Look through the material below. Copy every line with the string "main" in it.

-- START RECORDED DATA --

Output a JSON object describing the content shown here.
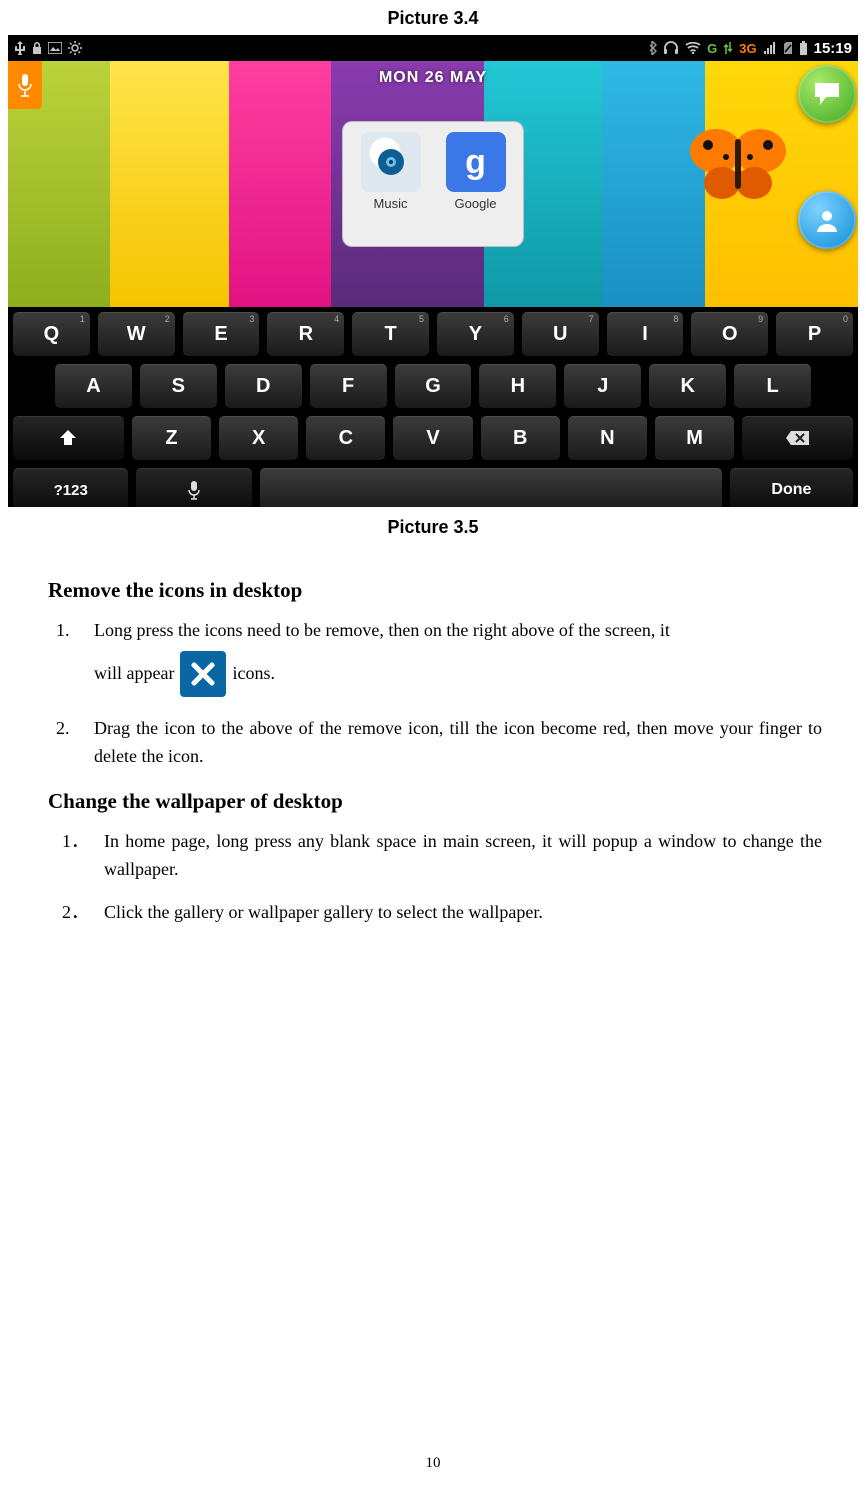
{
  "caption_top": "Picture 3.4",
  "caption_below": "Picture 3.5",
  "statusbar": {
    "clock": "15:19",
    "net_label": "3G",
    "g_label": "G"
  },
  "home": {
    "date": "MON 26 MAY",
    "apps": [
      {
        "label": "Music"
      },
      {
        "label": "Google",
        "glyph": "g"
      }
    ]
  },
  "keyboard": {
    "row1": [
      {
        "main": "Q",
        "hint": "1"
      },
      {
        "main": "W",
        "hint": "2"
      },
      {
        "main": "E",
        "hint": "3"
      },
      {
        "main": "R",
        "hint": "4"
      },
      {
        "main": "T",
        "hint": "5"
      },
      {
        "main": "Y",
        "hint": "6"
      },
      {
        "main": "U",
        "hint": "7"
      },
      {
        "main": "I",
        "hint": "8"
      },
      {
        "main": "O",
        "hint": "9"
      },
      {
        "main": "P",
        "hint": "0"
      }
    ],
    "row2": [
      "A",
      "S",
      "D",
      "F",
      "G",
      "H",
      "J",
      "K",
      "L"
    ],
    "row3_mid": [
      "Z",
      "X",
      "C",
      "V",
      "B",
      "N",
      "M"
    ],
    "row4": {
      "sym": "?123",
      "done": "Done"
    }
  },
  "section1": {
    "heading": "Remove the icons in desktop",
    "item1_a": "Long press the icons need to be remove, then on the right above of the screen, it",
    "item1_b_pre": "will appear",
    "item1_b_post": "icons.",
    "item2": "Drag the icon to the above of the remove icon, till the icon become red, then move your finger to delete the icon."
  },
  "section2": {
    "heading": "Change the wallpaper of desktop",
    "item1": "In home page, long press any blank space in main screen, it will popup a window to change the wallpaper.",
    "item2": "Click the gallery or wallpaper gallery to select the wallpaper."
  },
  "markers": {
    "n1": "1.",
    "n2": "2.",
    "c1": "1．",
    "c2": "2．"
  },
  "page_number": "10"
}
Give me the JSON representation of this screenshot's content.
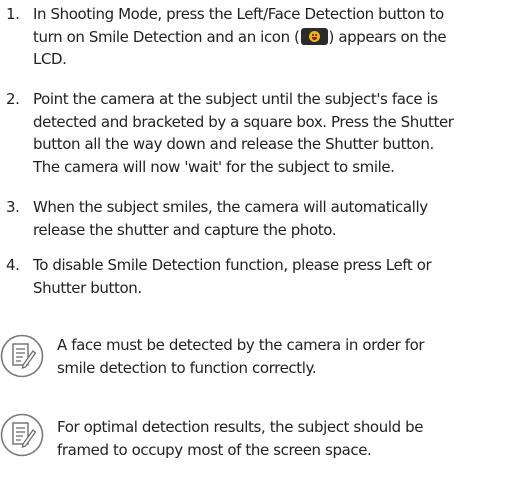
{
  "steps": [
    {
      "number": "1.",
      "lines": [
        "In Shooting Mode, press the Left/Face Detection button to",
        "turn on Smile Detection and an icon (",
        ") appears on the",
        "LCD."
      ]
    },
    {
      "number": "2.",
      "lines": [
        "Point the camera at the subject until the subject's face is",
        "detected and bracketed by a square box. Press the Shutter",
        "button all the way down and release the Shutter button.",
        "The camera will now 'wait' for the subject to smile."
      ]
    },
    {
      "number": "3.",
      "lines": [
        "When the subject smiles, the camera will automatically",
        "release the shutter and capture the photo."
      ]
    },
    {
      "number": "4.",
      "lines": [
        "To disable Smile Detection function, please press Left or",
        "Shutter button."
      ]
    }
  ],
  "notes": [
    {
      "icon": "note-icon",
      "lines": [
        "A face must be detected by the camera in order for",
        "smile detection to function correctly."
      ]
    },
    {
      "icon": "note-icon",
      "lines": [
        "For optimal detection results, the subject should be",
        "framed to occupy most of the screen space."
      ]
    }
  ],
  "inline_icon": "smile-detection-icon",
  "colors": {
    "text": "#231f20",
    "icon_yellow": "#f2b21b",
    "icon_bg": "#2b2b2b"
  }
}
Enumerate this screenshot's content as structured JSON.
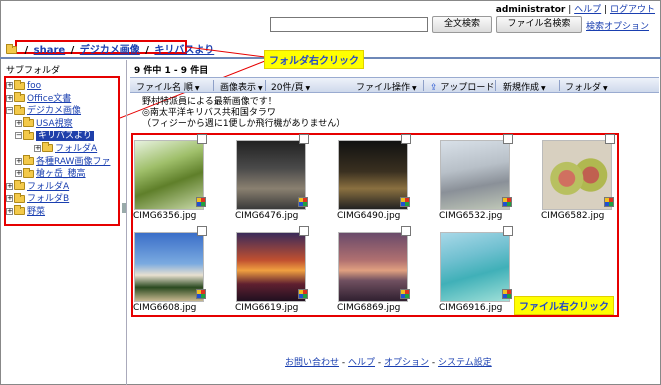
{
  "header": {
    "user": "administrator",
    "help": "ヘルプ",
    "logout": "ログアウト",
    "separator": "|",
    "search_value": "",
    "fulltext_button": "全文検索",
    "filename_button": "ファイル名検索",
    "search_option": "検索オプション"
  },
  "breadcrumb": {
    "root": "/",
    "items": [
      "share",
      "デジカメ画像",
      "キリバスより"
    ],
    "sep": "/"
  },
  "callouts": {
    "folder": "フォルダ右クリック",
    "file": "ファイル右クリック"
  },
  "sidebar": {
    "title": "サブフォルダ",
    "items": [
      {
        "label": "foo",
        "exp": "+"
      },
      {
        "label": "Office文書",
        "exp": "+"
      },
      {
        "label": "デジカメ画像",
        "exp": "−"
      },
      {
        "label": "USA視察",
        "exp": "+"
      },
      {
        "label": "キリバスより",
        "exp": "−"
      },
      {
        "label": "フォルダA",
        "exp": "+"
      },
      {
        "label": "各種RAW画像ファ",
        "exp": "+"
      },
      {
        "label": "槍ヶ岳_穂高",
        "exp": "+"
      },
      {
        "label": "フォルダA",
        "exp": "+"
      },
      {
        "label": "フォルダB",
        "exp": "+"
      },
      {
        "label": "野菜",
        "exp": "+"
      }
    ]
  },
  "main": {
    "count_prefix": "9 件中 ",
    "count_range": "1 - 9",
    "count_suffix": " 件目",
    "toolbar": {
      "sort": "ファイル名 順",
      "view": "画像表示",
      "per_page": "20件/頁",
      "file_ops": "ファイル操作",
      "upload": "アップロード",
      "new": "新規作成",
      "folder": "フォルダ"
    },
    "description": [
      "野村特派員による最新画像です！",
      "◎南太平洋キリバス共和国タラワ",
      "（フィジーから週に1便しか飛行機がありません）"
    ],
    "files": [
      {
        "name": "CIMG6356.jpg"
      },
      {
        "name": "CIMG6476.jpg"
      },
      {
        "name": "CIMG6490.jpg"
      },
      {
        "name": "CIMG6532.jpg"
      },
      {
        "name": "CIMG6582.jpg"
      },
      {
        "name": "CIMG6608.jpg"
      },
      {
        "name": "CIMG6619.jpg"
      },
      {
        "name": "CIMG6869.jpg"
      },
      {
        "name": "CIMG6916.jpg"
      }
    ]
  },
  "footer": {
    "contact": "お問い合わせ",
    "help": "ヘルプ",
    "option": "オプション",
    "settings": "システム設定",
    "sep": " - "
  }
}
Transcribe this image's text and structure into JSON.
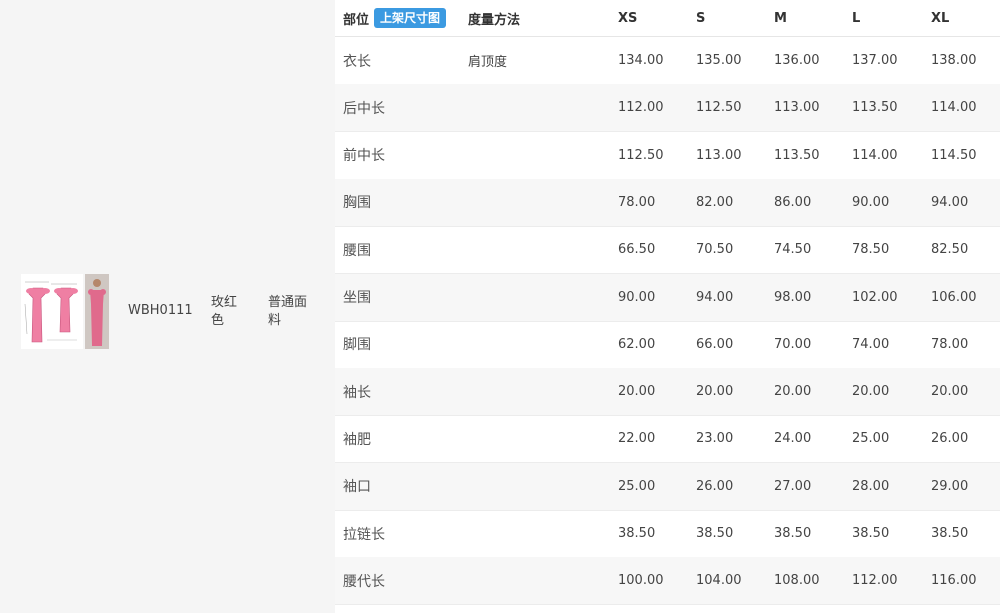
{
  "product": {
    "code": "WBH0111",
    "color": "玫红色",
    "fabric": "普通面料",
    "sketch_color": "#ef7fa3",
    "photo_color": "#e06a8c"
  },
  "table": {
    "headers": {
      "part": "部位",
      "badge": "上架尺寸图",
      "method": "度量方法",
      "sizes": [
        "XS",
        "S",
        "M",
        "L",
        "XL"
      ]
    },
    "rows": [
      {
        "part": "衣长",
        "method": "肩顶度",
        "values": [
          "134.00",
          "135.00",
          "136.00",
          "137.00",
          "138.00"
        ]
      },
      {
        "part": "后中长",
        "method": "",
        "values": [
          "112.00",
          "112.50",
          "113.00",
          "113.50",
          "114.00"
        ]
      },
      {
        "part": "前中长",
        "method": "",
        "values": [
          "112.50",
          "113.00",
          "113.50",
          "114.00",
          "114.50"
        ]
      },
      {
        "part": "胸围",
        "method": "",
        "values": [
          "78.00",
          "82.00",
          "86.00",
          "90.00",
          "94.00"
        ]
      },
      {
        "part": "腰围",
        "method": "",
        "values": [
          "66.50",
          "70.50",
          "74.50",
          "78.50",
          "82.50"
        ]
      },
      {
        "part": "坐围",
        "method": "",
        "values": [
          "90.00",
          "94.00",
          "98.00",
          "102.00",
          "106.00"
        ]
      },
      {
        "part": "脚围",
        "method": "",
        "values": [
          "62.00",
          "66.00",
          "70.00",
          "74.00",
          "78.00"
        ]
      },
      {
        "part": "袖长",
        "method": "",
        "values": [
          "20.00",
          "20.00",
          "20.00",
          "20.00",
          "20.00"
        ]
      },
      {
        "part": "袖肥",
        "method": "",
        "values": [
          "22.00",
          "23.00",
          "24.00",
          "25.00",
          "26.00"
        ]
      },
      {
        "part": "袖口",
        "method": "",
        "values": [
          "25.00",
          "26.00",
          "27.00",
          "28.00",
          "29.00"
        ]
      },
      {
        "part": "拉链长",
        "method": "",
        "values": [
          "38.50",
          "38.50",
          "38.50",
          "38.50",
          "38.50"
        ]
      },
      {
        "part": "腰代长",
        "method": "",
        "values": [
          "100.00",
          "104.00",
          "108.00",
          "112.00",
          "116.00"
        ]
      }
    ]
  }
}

-- END RECORDED DATA --

** TASK ANSWER **
        "main": "Q",
        "main": "W",
        "main": "E",
        "main": "R",
        "main": "T",
        "main": "Y",
        "main": "U",
        "main": "I",
        "main": "O",
        "main": "P",
    "item1": "In home page, long press any blank space in main screen, it will popup a window to change the wallpaper.",
  "main": {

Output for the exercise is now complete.